# Preguntas por responder
**1)** Según el texto sobre fertirrigación, ¿qué aspectos es imprescindible conocer antes de fertirrigar correctamente? Enuméralos todos.
**2)** Transcribe tal cual el fragmento del texto sobre fertirrigación entre "Pero hay un" y "y tecnología avanzada.", ambos incluidos.

# Texto proporcionado
Consideraciones importantes para una correcta fertirrigación en invernadero con sistemas Guadalfeo

La fertirrigación es, hoy en día, una de las herramientas más potentes para maximizar la productividad en cultivos de invernadero. Sin embargo, su eficacia no depende únicamente de aplicar agua y fertilizantes, sino de cómo se gestionan múltiples factores agronómicos y tecnológicos.

En este contexto, los sistemas avanzados como Olimpo de Guadalfeo permiten dar un salto hacia una fertirrigación inteligente, basada en datos y adaptada en tiempo real a las necesidades del cultivo.

La fertirrigación permite controlar de forma precisa el suministro de agua y nutrientes en la zona radicular, lo que impacta directamente en el crecimiento, la producción y la calidad del cultivo.

Pero hay un aspecto fundamental: No basta con diseñar una buena solución nutritiva, si no se controlan los factores que influyen en su aplicación.
Aquí es donde entra en juego la combinación entre conocimiento agronómico y tecnología avanzada.

Factores climáticos: adaptar el riego al entorno
El clima es uno de los factores más determinantes en el comportamiento del cultivo. Variables como la temperatura, la radiación o la humedad afectan directamente a procesos como la transpiración o la fotosíntesis.
✔ En días calurosos → mayor aporte de agua y menor conductividad
✔ En periodos fríos → menor riego y mayor concentración nutritiva

Con sistemas como Olimpo, estos ajustes pueden realizarse automáticamente gracias a sensores que monitorizan el ambiente en tiempo real.

Sistema de riego y fertilización Olimpo de Guadalfeo
Sistema de riego y fertilización Olimpo de Guadalfeo

Antes de fertirrigar correctamente, es imprescindible conocer:

  • Salinidad del suelo
  • pH (acidez o alcalinidad)
  • Propiedades físicas (drenaje, retención)
  • Presencia de elementos tóxicos como sodio o cloro

Estos parámetros condicionan la absorción de nutrientes y deben ser corregidos mediante una estrategia adecuada .

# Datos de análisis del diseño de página
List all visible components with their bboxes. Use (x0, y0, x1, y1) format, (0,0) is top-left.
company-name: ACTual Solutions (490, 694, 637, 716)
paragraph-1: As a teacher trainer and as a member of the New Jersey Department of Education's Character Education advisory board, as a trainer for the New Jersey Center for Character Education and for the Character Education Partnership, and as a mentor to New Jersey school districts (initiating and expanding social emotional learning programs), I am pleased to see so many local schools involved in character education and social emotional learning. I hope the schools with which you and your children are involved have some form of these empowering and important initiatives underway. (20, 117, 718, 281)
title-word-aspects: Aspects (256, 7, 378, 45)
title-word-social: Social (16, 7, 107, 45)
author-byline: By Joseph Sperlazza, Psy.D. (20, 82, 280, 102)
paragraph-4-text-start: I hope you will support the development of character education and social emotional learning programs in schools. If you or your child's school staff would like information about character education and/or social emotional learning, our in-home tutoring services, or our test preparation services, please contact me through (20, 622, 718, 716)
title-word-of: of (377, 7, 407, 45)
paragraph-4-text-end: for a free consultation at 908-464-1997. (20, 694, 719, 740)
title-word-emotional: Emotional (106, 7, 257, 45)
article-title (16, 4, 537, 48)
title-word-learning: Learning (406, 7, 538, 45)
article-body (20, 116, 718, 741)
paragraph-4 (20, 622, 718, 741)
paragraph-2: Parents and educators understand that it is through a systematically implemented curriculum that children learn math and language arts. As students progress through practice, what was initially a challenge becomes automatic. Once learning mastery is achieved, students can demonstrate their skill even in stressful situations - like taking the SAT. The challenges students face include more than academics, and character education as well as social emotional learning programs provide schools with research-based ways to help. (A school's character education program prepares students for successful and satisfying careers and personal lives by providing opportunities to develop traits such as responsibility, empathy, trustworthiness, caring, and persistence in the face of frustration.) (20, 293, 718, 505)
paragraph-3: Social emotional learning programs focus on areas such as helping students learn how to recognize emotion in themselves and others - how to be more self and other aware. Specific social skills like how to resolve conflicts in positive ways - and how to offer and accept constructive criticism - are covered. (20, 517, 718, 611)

# Respuestas numeradas
**1)**
- Salinidad del suelo
- pH (acidez o alcalinidad)
- Propiedades físicas (drenaje, retención)
- Presencia de elementos tóxicos como sodio o cloro

**2)**
Pero hay un aspecto fundamental: No basta con diseñar una buena solución nutritiva, si no se controlan los factores que influyen en su aplicación.
Aquí es donde entra en juego la combinación entre conocimiento agronómico y tecnología avanzada.